DO THIS: Single out the lines that include the word "title". Copy them.

###

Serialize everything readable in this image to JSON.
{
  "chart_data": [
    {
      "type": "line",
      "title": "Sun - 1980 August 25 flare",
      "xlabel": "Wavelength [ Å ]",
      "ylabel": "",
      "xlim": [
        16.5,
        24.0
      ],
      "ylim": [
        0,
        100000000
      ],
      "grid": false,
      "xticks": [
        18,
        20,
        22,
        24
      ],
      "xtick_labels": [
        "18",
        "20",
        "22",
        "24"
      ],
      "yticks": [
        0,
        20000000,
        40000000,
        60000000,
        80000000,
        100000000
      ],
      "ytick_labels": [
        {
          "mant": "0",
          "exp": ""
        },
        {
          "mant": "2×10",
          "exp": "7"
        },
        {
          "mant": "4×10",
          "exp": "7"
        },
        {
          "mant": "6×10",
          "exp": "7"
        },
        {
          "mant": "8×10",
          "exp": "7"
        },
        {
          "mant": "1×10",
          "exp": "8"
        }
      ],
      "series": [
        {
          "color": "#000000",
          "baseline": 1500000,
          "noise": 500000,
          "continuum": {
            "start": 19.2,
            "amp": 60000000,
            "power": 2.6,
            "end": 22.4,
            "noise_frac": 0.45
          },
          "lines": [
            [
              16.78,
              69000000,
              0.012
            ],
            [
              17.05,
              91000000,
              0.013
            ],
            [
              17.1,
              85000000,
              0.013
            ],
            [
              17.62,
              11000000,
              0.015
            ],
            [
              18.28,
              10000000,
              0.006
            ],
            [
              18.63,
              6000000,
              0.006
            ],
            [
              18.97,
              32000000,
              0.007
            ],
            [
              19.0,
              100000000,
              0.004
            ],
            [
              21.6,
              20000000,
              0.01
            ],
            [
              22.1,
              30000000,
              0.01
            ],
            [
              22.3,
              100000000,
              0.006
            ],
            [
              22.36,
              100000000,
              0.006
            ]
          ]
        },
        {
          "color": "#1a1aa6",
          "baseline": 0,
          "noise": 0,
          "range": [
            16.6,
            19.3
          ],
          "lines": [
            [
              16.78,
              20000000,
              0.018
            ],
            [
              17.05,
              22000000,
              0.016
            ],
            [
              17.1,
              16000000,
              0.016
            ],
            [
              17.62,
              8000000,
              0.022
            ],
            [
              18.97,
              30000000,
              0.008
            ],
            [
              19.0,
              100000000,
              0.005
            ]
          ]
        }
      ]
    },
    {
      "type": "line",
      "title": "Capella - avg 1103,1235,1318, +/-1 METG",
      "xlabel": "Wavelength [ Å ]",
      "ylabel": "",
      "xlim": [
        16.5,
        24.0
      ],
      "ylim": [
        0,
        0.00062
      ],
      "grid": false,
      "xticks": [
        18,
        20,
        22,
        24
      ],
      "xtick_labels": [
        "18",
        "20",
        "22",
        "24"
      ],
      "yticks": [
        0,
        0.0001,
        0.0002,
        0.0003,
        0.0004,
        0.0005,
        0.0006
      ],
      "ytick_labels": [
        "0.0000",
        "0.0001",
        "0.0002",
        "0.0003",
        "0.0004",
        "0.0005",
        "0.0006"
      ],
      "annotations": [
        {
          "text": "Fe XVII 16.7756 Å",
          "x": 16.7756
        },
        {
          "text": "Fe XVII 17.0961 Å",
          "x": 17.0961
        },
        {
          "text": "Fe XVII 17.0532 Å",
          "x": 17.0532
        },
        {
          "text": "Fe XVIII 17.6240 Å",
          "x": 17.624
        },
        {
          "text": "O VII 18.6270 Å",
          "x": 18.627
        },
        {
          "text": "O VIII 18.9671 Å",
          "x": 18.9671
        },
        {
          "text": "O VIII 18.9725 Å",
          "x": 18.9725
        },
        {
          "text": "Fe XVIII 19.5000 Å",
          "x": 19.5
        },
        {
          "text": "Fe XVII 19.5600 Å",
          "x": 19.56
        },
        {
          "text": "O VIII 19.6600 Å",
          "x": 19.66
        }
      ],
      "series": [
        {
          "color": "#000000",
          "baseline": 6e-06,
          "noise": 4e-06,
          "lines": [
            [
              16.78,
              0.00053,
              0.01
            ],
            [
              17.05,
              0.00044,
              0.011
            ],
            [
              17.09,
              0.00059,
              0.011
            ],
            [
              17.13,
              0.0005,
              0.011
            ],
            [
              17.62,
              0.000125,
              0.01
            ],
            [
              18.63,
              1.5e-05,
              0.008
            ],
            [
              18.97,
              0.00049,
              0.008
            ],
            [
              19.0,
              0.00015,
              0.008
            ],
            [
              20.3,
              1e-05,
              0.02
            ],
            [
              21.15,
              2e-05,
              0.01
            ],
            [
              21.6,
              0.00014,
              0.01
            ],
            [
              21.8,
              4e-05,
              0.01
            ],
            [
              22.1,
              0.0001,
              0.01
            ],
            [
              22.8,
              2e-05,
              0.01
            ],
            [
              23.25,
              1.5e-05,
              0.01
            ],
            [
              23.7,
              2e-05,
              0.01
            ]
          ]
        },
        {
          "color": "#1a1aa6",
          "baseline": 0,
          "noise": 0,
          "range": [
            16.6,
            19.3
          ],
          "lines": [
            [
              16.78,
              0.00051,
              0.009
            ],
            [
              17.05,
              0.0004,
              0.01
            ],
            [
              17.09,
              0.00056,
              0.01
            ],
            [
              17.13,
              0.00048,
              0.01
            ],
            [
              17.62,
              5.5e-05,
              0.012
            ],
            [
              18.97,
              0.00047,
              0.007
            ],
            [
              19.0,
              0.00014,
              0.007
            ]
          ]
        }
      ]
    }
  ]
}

###

CORRECT RESPONSE:
      "title": "Sun - 1980 August 25 flare",
      "title": "Capella - avg 1103,1235,1318, +/-1 METG",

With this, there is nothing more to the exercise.